## TEXTE FOURNI
Le rôle majeur de l'infirmière à domicile
Sandrine Lévêque, infirmière à domicile, a rencontré M. Lavigne lorsqu'il était encore à la clinique. « J'ai pu répondre à toutes ces questions et lui expliquer comment nous allions nous coordonner avec son infirmière libérale pour garantir sa sécurité et son bien-être », explique-t-elle. « A son retour chez lui, je lui ai installé son appareillage. Depuis, nous sommes régulièrement en contact par téléphone pour faire le point sur ses besoins. Cela le rassure, d'une part, et me permet d'identifier rapidement une éventuelle problématique, poursuit-elle. Par la suite, le suivi devient mensuel mais les patients, eux, peuvent nous appeler à tout moment. »
Démystifier la stomie pour mieux vivre avec
« Une telle modification de l'image corporelle peut être difficile à appréhender, il faut être disponible et à l'écoute et surtout savoir s'adapter », explique cette infirmière spécialisée. En effet, « chaque patient est différent, certains éprouvent de la gêne, d'autres sont très à l'aise et nous montrent volontiers la stomie ». D'autres encore « s'interrogent sur les odeurs qu'elle pourrait entraîner, c'est normal, mon rôle consiste à démystifier ce dispositif auprès de chacun d'eux afin de mieux vivre avec ».

Entrées de données enregistrées
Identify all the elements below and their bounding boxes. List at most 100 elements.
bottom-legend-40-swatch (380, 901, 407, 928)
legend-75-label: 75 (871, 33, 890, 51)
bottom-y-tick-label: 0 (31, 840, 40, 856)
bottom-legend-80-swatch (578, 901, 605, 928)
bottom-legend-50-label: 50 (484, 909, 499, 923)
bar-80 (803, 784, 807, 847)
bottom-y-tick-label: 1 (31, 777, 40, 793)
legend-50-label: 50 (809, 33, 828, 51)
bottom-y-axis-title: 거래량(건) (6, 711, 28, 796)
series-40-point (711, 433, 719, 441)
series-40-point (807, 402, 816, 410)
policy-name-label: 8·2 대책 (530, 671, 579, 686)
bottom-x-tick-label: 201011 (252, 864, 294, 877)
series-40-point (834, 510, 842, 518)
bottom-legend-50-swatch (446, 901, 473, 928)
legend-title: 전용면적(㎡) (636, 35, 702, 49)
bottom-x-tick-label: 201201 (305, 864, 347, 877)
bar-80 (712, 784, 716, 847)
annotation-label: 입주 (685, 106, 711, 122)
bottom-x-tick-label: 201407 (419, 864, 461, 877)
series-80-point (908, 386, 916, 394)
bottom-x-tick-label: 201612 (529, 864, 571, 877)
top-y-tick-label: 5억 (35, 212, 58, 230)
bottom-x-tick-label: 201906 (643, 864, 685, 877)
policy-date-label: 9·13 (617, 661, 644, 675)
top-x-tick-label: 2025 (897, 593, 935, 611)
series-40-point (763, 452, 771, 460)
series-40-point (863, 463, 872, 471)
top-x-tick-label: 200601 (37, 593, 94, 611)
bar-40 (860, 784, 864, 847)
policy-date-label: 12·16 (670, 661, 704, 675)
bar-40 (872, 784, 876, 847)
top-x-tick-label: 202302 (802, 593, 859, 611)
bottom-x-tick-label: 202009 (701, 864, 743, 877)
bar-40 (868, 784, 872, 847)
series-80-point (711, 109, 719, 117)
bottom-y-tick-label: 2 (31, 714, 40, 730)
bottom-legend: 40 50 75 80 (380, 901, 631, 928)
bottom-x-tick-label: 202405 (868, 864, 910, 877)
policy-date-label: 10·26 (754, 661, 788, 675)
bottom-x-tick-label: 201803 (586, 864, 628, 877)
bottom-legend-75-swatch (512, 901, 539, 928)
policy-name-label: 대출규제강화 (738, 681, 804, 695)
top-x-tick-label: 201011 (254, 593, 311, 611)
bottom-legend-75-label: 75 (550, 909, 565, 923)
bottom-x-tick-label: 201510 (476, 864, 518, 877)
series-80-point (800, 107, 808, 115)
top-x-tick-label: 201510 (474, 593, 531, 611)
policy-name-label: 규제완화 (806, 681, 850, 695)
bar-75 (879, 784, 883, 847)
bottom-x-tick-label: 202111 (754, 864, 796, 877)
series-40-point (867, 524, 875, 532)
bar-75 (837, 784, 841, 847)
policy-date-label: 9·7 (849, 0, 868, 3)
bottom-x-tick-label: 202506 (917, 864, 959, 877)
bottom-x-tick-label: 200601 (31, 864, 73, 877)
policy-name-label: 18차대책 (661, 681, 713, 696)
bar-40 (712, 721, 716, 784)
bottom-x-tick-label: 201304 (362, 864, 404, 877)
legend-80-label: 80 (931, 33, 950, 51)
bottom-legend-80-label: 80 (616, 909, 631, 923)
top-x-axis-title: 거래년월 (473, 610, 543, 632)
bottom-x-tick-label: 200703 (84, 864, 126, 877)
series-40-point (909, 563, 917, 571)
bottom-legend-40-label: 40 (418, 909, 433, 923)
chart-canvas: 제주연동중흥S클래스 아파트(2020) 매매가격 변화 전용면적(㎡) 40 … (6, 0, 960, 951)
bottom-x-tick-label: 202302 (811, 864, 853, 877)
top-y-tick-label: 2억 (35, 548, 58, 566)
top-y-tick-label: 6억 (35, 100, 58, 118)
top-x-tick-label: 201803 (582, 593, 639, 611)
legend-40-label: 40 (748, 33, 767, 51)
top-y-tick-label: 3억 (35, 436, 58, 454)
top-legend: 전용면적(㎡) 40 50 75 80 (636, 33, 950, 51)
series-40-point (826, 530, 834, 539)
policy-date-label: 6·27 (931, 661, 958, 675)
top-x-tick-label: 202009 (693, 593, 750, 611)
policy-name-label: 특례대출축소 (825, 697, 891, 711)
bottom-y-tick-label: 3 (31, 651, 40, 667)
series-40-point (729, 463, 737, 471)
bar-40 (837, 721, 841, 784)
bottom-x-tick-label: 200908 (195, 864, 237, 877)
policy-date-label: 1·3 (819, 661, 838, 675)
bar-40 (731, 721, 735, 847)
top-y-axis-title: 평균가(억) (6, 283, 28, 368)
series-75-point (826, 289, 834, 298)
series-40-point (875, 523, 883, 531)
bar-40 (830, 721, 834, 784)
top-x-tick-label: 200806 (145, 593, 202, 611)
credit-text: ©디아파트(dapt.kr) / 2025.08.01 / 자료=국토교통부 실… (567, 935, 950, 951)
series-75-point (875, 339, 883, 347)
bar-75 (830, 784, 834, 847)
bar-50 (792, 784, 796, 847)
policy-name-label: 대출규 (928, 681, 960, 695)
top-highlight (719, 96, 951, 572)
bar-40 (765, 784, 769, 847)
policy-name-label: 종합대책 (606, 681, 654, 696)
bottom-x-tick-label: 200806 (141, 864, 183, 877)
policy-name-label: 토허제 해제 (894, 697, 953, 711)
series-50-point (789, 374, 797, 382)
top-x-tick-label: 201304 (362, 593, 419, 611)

## CONSIGNES DE L'EXERCICE
• a. D'après le texte sur l'infirmière à domicile, à quel moment Sandrine Lévêque a-t-elle rencontré M. Lavigne ?
• b. Indiquez si chacune des affirmations suivantes concorde avec le texte sur l'infirmière à domicile, en citant les mots décisifs du texte : (i) par la suite, le suivi des patients devient mensuel ; (ii) les patients ne peuvent joindre l'infirmière qu'à des horaires fixés ; (iii) tous les patients éprouvent de la gêne face à la stomie.
• c. Poursuivez le texte sur l'infirmière à domicile à la suite de sa dernière phrase.

## RÉPONSES SUCCESSIVES
• a. Lorsqu'il était encore à la clinique.

• b.
(i) Oui : « Par la suite, le suivi devient mensuel ».
(ii) Non : « les patients, eux, peuvent nous appeler à tout moment ».
(iii) Non : « certains éprouvent de la gêne, d'autres sont très à l'aise ».

• c.
Les prestations des PSAD mises en péril
« L'accompagnement des personnes stomisées est une mission propre aux PSAD : nous sommes les seuls à nous déplacer chez elles pour les aider à accepter et à acquérir de l'autonomie avec ces dispositifs », déclare Didier Daoulas, président de l'Upsadi (Union des prestataires de santé à domicile indépendants). « Malheureusement, sans reconnaissance et sans valorisation réelle de nos prestations, ou si la baisse des tarifs se poursuit, cette qualité de service pourrait être mise en péril », alerte-t-il (Santé à domicile : face à la crise, prestataires en danger ?). Pour changer la donne, il affirme travailler « ardemment à ce que nos expertises et les services rendus en matière de santé publique soient davantage reconnus dans les prochaines années ».
Des nuits et une vie plus sereines
« Aujourd'hui, c'est mon premier jour en tête-à-tête avec ma stomie, sans infirmière ! », célèbre Rémy, qui se réjouit des avantages que lui offre sa plus fidèle « compagne ». « Avant, je devais me lever cinq à sept fois par nuit pour aller aux toilettes et, la journée, en cas d'envie pressante, je devais m'y rendre dans les vingt secondes. » « Un jour, alors que je faisais mes courses, je n'ai pas pu me retenir, c'était la panique..., confie-t-il. Je fais désormais des nuits complètes et je suis plus serein. »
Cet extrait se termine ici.